Extract each line of the records below that contains the word "this".

____________________

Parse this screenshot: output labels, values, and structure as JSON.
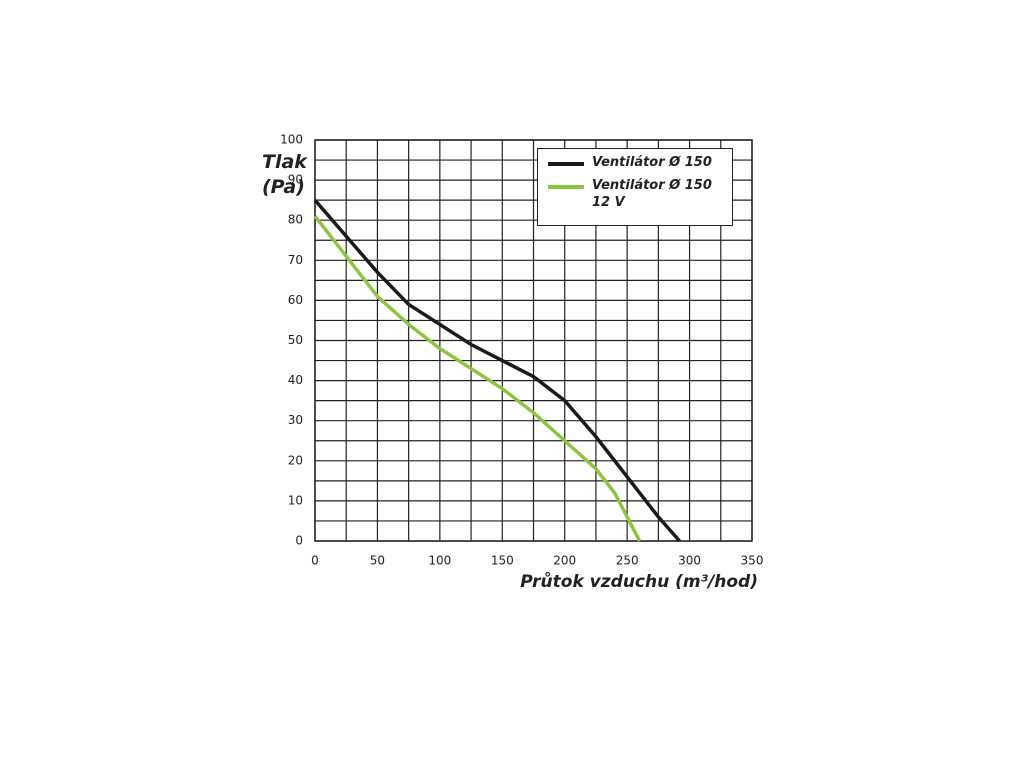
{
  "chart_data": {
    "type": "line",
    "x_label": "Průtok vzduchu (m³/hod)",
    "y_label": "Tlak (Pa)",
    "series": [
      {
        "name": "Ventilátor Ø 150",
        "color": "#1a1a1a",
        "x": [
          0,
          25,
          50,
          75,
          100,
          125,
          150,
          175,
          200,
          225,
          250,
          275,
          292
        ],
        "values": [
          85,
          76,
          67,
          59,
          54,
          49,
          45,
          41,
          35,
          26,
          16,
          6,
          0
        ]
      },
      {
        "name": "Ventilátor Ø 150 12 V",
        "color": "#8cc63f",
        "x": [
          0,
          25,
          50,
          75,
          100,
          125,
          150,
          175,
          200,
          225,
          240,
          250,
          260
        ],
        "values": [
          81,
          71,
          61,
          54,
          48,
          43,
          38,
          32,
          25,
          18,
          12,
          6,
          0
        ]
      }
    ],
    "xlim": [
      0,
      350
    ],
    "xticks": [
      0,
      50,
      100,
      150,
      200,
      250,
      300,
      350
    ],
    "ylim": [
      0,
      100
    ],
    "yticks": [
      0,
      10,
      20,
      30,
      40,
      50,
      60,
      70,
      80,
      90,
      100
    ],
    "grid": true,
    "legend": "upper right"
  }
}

____________________

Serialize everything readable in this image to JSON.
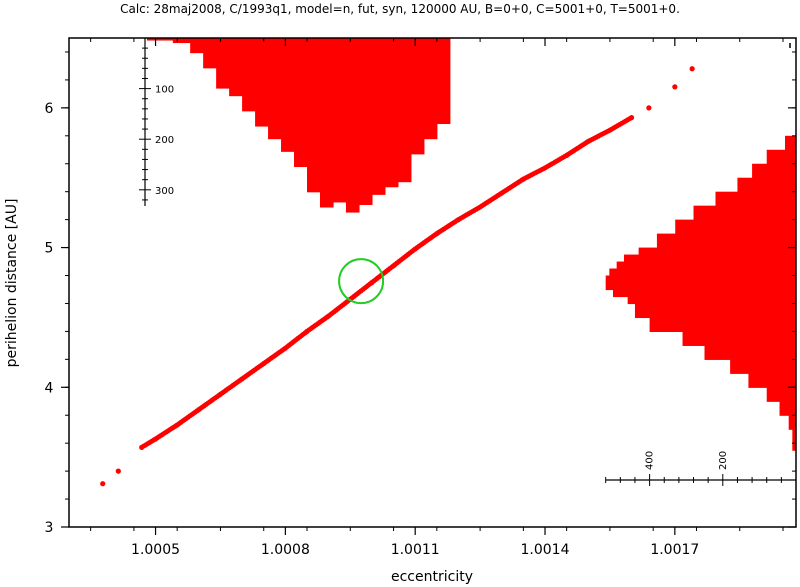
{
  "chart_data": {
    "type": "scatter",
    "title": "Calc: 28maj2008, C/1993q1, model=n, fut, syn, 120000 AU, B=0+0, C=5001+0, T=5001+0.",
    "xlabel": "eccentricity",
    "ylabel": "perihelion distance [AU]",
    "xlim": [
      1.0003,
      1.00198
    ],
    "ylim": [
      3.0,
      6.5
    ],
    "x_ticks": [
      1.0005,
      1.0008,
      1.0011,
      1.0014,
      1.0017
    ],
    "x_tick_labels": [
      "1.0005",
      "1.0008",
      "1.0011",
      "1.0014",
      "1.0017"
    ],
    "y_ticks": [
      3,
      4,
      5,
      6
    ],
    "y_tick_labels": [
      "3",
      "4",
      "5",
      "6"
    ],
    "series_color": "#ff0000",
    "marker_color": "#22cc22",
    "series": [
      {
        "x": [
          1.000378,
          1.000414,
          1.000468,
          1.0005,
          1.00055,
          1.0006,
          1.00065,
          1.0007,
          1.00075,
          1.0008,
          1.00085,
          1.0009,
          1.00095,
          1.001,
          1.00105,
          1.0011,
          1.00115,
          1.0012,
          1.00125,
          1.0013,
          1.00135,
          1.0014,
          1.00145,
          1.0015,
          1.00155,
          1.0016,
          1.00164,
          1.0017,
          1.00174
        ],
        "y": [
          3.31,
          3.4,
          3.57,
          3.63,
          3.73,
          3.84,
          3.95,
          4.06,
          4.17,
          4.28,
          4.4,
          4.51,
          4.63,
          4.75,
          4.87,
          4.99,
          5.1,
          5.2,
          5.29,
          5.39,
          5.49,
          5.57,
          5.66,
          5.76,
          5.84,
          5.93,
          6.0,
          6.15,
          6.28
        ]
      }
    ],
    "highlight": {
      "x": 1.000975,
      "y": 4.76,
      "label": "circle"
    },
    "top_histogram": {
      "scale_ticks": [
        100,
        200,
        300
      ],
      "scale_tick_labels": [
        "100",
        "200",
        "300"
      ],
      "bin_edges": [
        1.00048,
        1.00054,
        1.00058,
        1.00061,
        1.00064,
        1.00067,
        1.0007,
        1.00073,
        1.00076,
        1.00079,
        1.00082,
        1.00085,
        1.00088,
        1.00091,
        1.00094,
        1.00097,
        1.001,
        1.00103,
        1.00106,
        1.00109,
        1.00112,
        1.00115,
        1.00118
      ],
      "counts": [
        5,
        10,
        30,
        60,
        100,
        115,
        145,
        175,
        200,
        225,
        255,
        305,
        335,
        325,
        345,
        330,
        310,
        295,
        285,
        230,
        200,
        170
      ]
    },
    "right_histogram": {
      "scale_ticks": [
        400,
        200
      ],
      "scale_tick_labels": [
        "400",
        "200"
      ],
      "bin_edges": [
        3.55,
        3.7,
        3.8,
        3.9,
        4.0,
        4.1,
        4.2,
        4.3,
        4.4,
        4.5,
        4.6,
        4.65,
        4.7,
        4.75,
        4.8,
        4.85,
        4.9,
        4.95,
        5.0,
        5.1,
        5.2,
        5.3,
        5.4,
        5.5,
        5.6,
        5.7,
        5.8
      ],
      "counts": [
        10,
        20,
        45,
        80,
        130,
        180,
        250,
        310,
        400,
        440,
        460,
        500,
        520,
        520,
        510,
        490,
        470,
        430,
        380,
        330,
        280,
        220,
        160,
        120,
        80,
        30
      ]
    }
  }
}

____________________

● Expected output
Parse this screenshot: output labels, values, and structure as JSON.
Serialize everything readable in this image to JSON.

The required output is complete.